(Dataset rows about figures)
************

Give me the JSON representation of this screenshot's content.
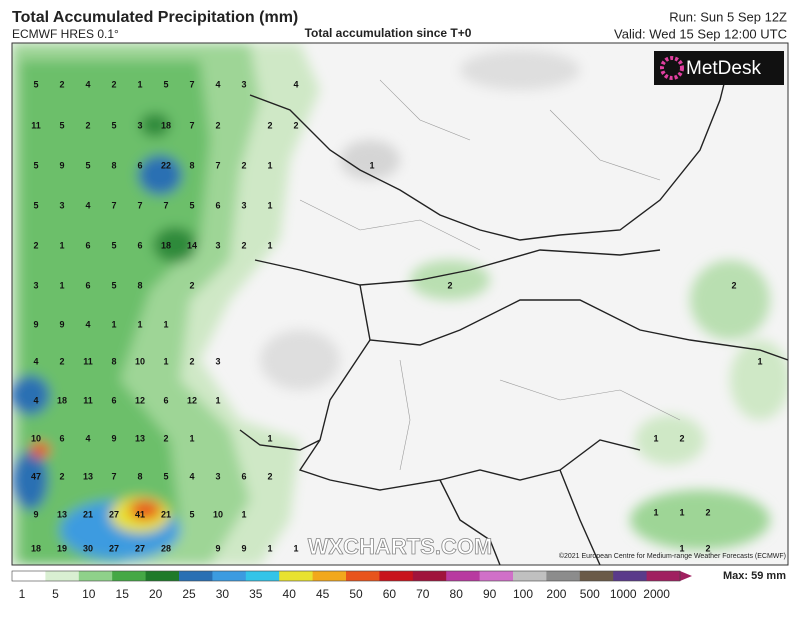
{
  "header": {
    "title": "Total Accumulated Precipitation (mm)",
    "model": "ECMWF HRES 0.1°",
    "subtitle": "Total accumulation since T+0",
    "run": "Run: Sun 5 Sep 12Z",
    "valid": "Valid: Wed 15 Sep 12:00 UTC"
  },
  "logo": "MetDesk",
  "watermark": "WXCHARTS.COM",
  "copyright": "©2021 European Centre for Medium-range Weather Forecasts (ECMWF)",
  "grid_rows": [
    [
      5,
      2,
      4,
      2,
      1,
      5,
      7,
      4,
      3,
      null,
      4
    ],
    [
      11,
      5,
      2,
      5,
      3,
      18,
      7,
      2,
      null,
      2,
      2
    ],
    [
      5,
      9,
      5,
      8,
      6,
      22,
      8,
      7,
      2,
      1
    ],
    [
      5,
      3,
      4,
      7,
      7,
      7,
      5,
      6,
      3,
      1
    ],
    [
      2,
      1,
      6,
      5,
      6,
      18,
      14,
      3,
      2,
      1
    ],
    [
      3,
      1,
      6,
      5,
      8,
      null,
      2
    ],
    [
      9,
      9,
      4,
      1,
      1,
      1
    ],
    [
      4,
      2,
      11,
      8,
      10,
      1,
      2,
      3
    ],
    [
      4,
      18,
      11,
      6,
      12,
      6,
      12,
      1
    ],
    [
      10,
      6,
      4,
      9,
      13,
      2,
      1,
      null,
      null,
      1
    ],
    [
      47,
      2,
      13,
      7,
      8,
      5,
      4,
      3,
      6,
      2
    ],
    [
      9,
      13,
      21,
      27,
      41,
      21,
      5,
      10,
      1
    ],
    [
      18,
      19,
      30,
      27,
      27,
      28,
      null,
      9,
      9,
      1,
      1
    ]
  ],
  "scattered": [
    1,
    2,
    2,
    1,
    1,
    2,
    1,
    1,
    2,
    1,
    2
  ],
  "colorbar": {
    "labels": [
      1,
      5,
      10,
      15,
      20,
      25,
      30,
      35,
      40,
      45,
      50,
      60,
      70,
      80,
      90,
      100,
      200,
      500,
      1000,
      2000
    ],
    "colors": [
      "#ffffff",
      "#d9efd2",
      "#8fd18a",
      "#45a845",
      "#1f7a2a",
      "#2a6fb3",
      "#3c9be0",
      "#33c4e8",
      "#e8e230",
      "#f2a81c",
      "#e8541c",
      "#c8141c",
      "#a0143c",
      "#b83aa0",
      "#d070c8",
      "#c0c0c0",
      "#8c8c8c",
      "#6a5a48",
      "#5a3a8a",
      "#a02060"
    ],
    "max": "Max: 59 mm"
  }
}
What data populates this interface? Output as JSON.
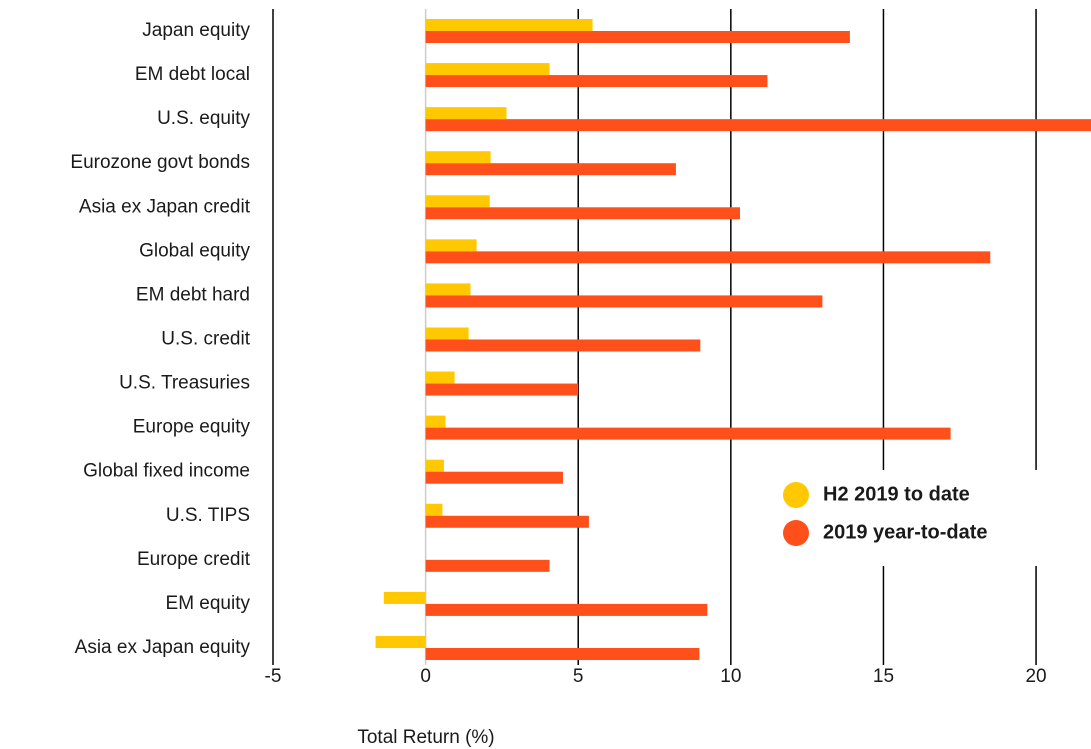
{
  "chart_data": {
    "type": "barh",
    "xlabel": "Total Return (%)",
    "categories": [
      "Japan equity",
      "EM debt local",
      "U.S. equity",
      "Eurozone govt bonds",
      "Asia ex Japan credit",
      "Global equity",
      "EM debt hard",
      "U.S. credit",
      "U.S. Treasuries",
      "Europe equity",
      "Global fixed income",
      "U.S. TIPS",
      "Europe credit",
      "EM equity",
      "Asia ex Japan equity"
    ],
    "series": [
      {
        "name": "H2 2019 to date",
        "color": "#ffc800",
        "values": [
          5.47,
          4.06,
          2.65,
          2.13,
          2.1,
          1.67,
          1.47,
          1.41,
          0.95,
          0.65,
          0.6,
          0.55,
          0,
          -1.37,
          -1.64
        ]
      },
      {
        "name": "2019 year-to-date",
        "color": "#ff4f1a",
        "values": [
          13.9,
          11.2,
          21.8,
          8.2,
          10.3,
          18.5,
          13.0,
          9.0,
          5.0,
          17.2,
          4.5,
          5.35,
          4.06,
          9.23,
          8.97
        ]
      }
    ],
    "xlim": [
      -5,
      21.8
    ],
    "xticks": [
      -5,
      0,
      5,
      10,
      15,
      20
    ],
    "grid": true
  }
}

************

* Exercise brief *
Give back every line exactly as it stands, pictures excluded.

* Correct output *
Give me the JSON representation of this screenshot's content.
{
  "header": {
    "title": "Total Accumulated Precipitation (mm)",
    "model": "ECMWF HRES 0.1°",
    "subtitle": "Total accumulation since T+0",
    "run": "Run: Sun 5 Sep 12Z",
    "valid": "Valid: Wed 15 Sep 12:00 UTC"
  },
  "logo": "MetDesk",
  "watermark": "WXCHARTS.COM",
  "copyright": "©2021 European Centre for Medium-range Weather Forecasts (ECMWF)",
  "grid_rows": [
    [
      5,
      2,
      4,
      2,
      1,
      5,
      7,
      4,
      3,
      null,
      4
    ],
    [
      11,
      5,
      2,
      5,
      3,
      18,
      7,
      2,
      null,
      2,
      2
    ],
    [
      5,
      9,
      5,
      8,
      6,
      22,
      8,
      7,
      2,
      1
    ],
    [
      5,
      3,
      4,
      7,
      7,
      7,
      5,
      6,
      3,
      1
    ],
    [
      2,
      1,
      6,
      5,
      6,
      18,
      14,
      3,
      2,
      1
    ],
    [
      3,
      1,
      6,
      5,
      8,
      null,
      2
    ],
    [
      9,
      9,
      4,
      1,
      1,
      1
    ],
    [
      4,
      2,
      11,
      8,
      10,
      1,
      2,
      3
    ],
    [
      4,
      18,
      11,
      6,
      12,
      6,
      12,
      1
    ],
    [
      10,
      6,
      4,
      9,
      13,
      2,
      1,
      null,
      null,
      1
    ],
    [
      47,
      2,
      13,
      7,
      8,
      5,
      4,
      3,
      6,
      2
    ],
    [
      9,
      13,
      21,
      27,
      41,
      21,
      5,
      10,
      1
    ],
    [
      18,
      19,
      30,
      27,
      27,
      28,
      null,
      9,
      9,
      1,
      1
    ]
  ],
  "scattered": [
    1,
    2,
    2,
    1,
    1,
    2,
    1,
    1,
    2,
    1,
    2
  ],
  "colorbar": {
    "labels": [
      1,
      5,
      10,
      15,
      20,
      25,
      30,
      35,
      40,
      45,
      50,
      60,
      70,
      80,
      90,
      100,
      200,
      500,
      1000,
      2000
    ],
    "colors": [
      "#ffffff",
      "#d9efd2",
      "#8fd18a",
      "#45a845",
      "#1f7a2a",
      "#2a6fb3",
      "#3c9be0",
      "#33c4e8",
      "#e8e230",
      "#f2a81c",
      "#e8541c",
      "#c8141c",
      "#a0143c",
      "#b83aa0",
      "#d070c8",
      "#c0c0c0",
      "#8c8c8c",
      "#6a5a48",
      "#5a3a8a",
      "#a02060"
    ],
    "max": "Max: 59 mm"
  }
}
What data populates this interface? Output as JSON.
{
  "chart_data": {
    "type": "barh",
    "xlabel": "Total Return (%)",
    "categories": [
      "Japan equity",
      "EM debt local",
      "U.S. equity",
      "Eurozone govt bonds",
      "Asia ex Japan credit",
      "Global equity",
      "EM debt hard",
      "U.S. credit",
      "U.S. Treasuries",
      "Europe equity",
      "Global fixed income",
      "U.S. TIPS",
      "Europe credit",
      "EM equity",
      "Asia ex Japan equity"
    ],
    "series": [
      {
        "name": "H2 2019 to date",
        "color": "#ffc800",
        "values": [
          5.47,
          4.06,
          2.65,
          2.13,
          2.1,
          1.67,
          1.47,
          1.41,
          0.95,
          0.65,
          0.6,
          0.55,
          0,
          -1.37,
          -1.64
        ]
      },
      {
        "name": "2019 year-to-date",
        "color": "#ff4f1a",
        "values": [
          13.9,
          11.2,
          21.8,
          8.2,
          10.3,
          18.5,
          13.0,
          9.0,
          5.0,
          17.2,
          4.5,
          5.35,
          4.06,
          9.23,
          8.97
        ]
      }
    ],
    "xlim": [
      -5,
      21.8
    ],
    "xticks": [
      -5,
      0,
      5,
      10,
      15,
      20
    ],
    "grid": true
  }
}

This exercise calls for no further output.